Exercise objective.
Gather each line containing the string "text" from these entries.

** start of Data entries **

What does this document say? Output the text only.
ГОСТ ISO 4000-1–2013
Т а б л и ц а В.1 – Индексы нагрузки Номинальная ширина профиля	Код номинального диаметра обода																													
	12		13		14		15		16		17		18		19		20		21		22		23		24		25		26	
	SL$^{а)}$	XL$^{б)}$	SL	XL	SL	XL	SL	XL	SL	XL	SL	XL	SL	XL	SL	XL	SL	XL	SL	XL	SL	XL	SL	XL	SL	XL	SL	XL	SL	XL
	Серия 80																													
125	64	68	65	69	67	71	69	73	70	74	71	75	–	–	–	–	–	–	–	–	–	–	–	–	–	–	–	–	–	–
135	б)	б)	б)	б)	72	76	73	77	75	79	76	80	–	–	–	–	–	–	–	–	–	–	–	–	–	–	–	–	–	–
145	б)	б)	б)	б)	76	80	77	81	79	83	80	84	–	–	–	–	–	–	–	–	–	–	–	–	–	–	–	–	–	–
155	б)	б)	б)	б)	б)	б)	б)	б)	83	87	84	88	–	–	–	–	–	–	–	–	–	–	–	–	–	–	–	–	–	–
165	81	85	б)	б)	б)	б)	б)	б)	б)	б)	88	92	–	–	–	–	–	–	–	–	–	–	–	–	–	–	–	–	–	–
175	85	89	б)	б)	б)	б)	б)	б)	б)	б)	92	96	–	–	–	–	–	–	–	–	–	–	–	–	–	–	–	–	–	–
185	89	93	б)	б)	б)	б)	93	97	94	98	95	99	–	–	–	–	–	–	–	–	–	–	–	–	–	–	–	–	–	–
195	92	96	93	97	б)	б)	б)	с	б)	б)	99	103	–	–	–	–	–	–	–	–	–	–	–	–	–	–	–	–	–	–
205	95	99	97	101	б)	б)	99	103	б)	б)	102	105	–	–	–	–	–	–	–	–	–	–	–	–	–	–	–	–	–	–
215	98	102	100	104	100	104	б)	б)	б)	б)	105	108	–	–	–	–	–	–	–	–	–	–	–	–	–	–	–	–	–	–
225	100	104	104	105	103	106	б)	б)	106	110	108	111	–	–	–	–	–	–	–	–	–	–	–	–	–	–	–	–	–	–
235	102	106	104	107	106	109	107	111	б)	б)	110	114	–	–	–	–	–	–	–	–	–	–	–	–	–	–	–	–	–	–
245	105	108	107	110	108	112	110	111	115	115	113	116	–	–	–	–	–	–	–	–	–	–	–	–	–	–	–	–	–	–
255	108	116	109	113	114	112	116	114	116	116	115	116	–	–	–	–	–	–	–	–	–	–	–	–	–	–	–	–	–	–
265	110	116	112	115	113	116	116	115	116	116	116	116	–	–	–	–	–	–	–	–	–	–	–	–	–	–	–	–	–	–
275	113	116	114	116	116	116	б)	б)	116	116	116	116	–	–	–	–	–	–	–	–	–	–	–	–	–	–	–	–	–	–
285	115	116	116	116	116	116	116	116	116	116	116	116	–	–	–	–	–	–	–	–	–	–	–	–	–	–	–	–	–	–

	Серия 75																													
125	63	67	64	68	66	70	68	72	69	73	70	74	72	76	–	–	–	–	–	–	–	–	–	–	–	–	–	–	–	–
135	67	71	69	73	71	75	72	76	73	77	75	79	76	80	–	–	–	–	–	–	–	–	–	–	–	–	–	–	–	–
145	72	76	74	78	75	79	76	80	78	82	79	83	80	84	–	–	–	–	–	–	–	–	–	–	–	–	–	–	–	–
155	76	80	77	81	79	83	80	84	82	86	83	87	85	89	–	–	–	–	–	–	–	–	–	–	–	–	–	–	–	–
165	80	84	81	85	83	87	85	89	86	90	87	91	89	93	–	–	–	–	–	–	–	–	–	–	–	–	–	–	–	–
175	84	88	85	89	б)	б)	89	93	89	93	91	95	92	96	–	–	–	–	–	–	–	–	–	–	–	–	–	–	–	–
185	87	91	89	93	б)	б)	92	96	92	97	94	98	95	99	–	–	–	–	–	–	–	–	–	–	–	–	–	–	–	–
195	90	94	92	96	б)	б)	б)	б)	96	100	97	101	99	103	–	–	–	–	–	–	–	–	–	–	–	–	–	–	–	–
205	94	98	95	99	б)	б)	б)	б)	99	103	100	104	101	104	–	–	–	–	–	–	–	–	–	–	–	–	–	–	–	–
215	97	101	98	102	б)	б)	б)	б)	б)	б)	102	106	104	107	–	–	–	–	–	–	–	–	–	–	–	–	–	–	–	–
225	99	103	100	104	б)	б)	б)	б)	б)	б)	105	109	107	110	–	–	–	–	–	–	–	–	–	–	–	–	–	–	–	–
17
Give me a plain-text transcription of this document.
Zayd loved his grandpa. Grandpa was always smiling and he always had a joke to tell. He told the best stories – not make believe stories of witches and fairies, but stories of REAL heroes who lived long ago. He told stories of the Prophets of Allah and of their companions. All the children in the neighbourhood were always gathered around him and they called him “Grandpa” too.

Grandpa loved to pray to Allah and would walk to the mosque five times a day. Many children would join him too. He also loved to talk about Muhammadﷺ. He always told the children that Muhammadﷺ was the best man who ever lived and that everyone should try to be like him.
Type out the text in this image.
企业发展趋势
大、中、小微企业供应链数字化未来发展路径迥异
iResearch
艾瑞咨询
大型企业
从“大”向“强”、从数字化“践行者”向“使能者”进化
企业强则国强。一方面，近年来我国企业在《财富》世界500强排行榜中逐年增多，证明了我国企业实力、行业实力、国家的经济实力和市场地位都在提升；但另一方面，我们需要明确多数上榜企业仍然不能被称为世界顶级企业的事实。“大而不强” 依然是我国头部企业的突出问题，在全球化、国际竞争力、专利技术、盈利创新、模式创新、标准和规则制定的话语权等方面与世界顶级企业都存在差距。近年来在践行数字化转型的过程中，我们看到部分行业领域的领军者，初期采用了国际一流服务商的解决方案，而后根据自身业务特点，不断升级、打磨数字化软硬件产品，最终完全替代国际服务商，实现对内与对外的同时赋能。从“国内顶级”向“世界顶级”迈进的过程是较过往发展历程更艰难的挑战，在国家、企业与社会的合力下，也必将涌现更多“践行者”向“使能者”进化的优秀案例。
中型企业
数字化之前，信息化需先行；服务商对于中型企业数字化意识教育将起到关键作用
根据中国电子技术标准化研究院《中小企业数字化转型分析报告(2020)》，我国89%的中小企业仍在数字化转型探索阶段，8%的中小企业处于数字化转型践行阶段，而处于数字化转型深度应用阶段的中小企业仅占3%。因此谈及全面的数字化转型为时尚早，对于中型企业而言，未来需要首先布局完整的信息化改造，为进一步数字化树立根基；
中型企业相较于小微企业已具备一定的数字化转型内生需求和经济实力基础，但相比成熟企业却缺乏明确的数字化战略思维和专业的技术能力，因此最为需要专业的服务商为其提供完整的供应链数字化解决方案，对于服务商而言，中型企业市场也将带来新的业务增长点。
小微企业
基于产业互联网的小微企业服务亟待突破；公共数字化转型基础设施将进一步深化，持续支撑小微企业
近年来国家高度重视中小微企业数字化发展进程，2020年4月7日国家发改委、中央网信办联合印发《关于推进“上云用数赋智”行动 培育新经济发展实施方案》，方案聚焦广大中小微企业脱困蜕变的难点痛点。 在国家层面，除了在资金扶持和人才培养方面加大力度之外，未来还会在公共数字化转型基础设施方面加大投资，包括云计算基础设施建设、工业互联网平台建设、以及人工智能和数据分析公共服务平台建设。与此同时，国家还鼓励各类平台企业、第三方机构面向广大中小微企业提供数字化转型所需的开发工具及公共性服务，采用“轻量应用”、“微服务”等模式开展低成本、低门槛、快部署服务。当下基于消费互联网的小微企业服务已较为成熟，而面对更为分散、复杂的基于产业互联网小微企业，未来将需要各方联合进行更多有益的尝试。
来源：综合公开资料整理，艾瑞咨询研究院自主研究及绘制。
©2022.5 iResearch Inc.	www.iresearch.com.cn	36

** end of Data entries **

Reply to the task.
What does this document say? Output the text only.
Give me a plain-text transcription of this document.
Type out the text in this image.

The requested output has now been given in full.